INSTRUCTIONS TO FOLLOW
Starting at the line that contains "Serialize everything readable", quote each line exactly through the last line of the entries, both included.

(Records from a data source)
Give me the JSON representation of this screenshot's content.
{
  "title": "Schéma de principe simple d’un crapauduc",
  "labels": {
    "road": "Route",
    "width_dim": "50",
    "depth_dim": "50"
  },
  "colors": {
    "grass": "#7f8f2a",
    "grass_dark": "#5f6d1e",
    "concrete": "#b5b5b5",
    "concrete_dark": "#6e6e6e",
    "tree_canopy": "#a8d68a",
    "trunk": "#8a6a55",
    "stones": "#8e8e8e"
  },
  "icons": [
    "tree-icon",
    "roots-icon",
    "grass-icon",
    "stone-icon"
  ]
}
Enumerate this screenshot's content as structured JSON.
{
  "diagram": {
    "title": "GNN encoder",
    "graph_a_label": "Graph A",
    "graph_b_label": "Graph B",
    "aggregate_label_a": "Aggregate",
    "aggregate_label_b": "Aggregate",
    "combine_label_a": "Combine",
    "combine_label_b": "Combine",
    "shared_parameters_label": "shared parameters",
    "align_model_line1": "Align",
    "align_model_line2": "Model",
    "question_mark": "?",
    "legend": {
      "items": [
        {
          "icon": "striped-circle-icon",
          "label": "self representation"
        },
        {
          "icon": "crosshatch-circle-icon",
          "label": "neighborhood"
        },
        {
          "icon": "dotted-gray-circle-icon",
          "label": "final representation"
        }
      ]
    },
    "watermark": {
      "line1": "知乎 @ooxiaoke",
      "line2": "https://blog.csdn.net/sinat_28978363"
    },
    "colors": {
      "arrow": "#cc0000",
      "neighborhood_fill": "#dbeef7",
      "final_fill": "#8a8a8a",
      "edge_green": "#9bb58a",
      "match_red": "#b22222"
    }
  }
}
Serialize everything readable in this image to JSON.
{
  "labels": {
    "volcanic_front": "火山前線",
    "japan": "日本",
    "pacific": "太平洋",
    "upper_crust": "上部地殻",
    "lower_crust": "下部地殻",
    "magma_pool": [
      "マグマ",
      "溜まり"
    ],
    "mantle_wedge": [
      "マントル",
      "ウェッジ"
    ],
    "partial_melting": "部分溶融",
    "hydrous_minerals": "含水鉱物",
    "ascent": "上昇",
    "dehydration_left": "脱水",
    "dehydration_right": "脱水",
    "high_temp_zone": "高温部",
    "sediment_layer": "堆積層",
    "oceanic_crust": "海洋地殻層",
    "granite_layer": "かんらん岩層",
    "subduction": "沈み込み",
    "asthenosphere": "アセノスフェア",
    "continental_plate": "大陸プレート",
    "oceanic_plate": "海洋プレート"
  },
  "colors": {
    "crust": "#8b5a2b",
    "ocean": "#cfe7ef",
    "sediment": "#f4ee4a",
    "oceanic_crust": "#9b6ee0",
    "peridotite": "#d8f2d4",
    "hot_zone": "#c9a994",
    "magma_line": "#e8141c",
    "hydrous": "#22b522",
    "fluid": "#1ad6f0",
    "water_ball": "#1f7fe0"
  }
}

ANSWER IN FULL
Serialize everything readable in this image to JSON.
{
  "labels": {
    "volcanic_front": "火山前線",
    "japan": "日本",
    "pacific": "太平洋",
    "upper_crust": "上部地殻",
    "lower_crust": "下部地殻",
    "magma_pool": [
      "マグマ",
      "溜まり"
    ],
    "mantle_wedge": [
      "マントル",
      "ウェッジ"
    ],
    "partial_melting": "部分溶融",
    "hydrous_minerals": "含水鉱物",
    "ascent": "上昇",
    "dehydration_left": "脱水",
    "dehydration_right": "脱水",
    "high_temp_zone": "高温部",
    "sediment_layer": "堆積層",
    "oceanic_crust": "海洋地殻層",
    "granite_layer": "かんらん岩層",
    "subduction": "沈み込み",
    "asthenosphere": "アセノスフェア",
    "continental_plate": "大陸プレート",
    "oceanic_plate": "海洋プレート"
  },
  "colors": {
    "crust": "#8b5a2b",
    "ocean": "#cfe7ef",
    "sediment": "#f4ee4a",
    "oceanic_crust": "#9b6ee0",
    "peridotite": "#d8f2d4",
    "hot_zone": "#c9a994",
    "magma_line": "#e8141c",
    "hydrous": "#22b522",
    "fluid": "#1ad6f0",
    "water_ball": "#1f7fe0"
  }
}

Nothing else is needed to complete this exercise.